• YOUR INSTRUCTIONS
Restate the data exactly as given and keep the pictures out.

• Dataset items
>> BEGIN
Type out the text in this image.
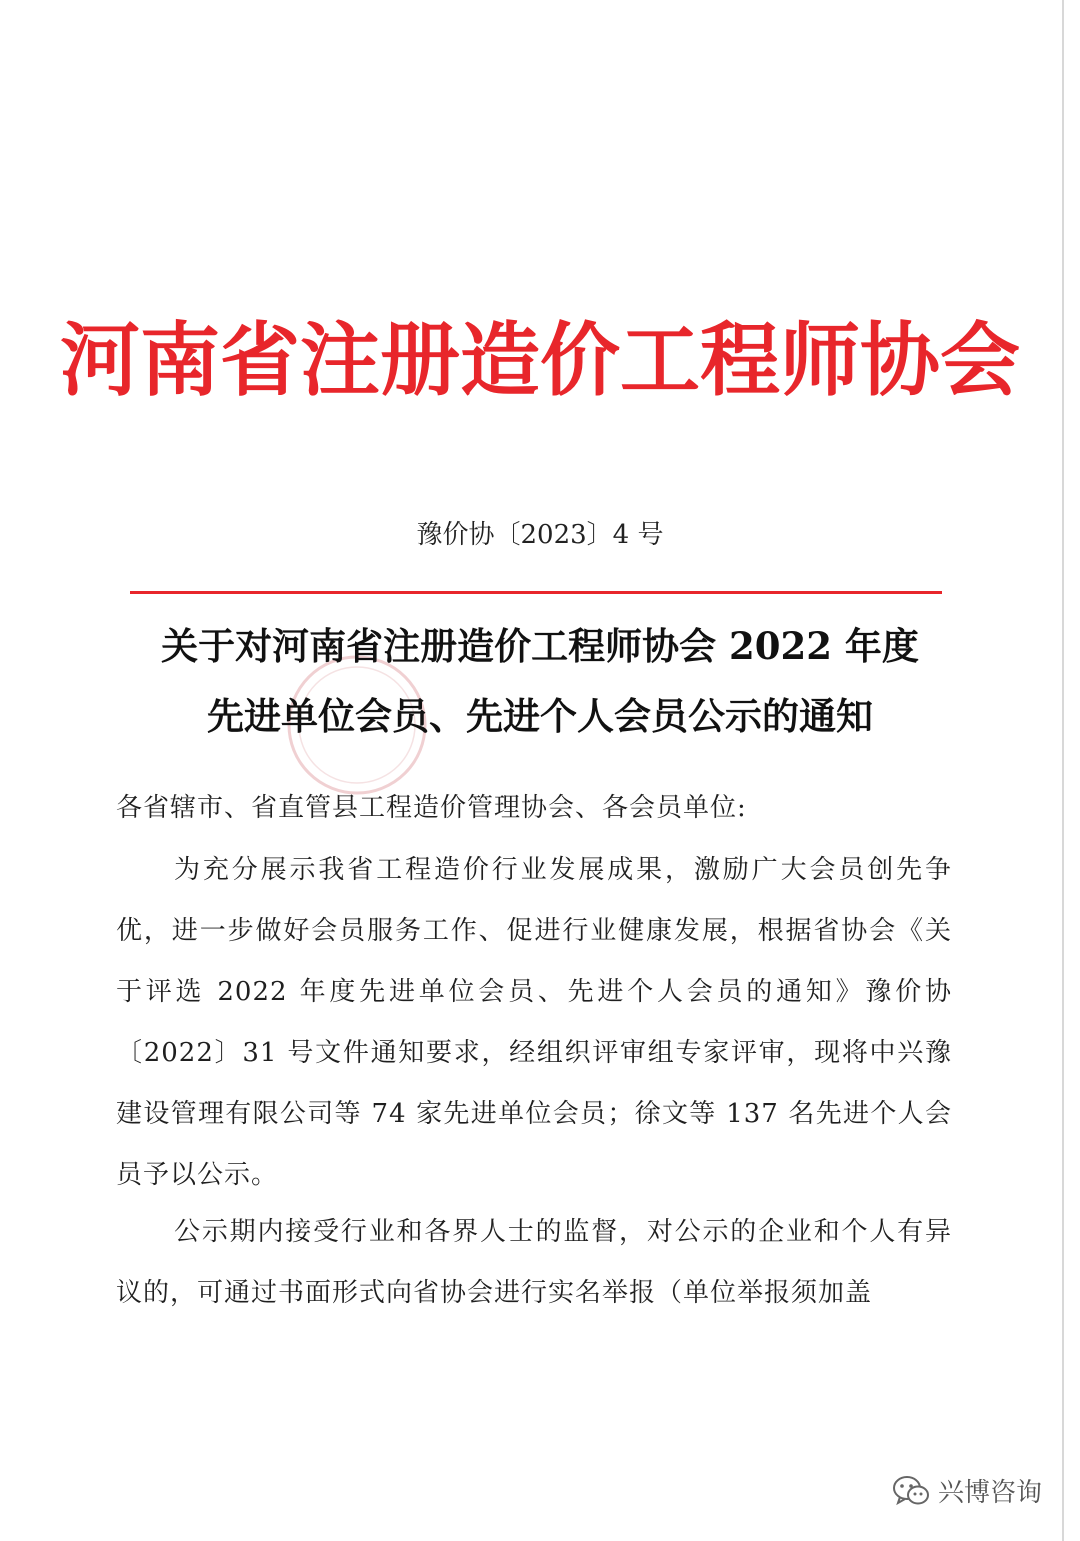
河南省注册造价工程师协会
豫价协〔2023〕4 号
关于对河南省注册造价工程师协会 2022 年度
先进单位会员、先进个人会员公示的通知
各省辖市、省直管县工程造价管理协会、各会员单位:
为充分展示我省工程造价行业发展成果，激励广大会员创先争优，进一步做好会员服务工作、促进行业健康发展，根据省协会《关于评选 2022 年度先进单位会员、先进个人会员的通知》豫价协〔2022〕31 号文件通知要求，经组织评审组专家评审，现将中兴豫建设管理有限公司等 74 家先进单位会员；徐文等 137 名先进个人会员予以公示。
公示期内接受行业和各界人士的监督，对公示的企业和个人有异议的，可通过书面形式向省协会进行实名举报（单位举报须加盖
兴博咨询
>> END
• EXERCISE OUTPUT
Type out the text in this image.
河南省注册造价工程师协会
豫价协〔2023〕4 号
关于对河南省注册造价工程师协会 2022 年度
先进单位会员、先进个人会员公示的通知
各省辖市、省直管县工程造价管理协会、各会员单位:
为充分展示我省工程造价行业发展成果，激励广大会员创先争优，进一步做好会员服务工作、促进行业健康发展，根据省协会《关于评选 2022 年度先进单位会员、先进个人会员的通知》豫价协〔2022〕31 号文件通知要求，经组织评审组专家评审，现将中兴豫建设管理有限公司等 74 家先进单位会员；徐文等 137 名先进个人会员予以公示。
公示期内接受行业和各界人士的监督，对公示的企业和个人有异议的，可通过书面形式向省协会进行实名举报（单位举报须加盖
兴博咨询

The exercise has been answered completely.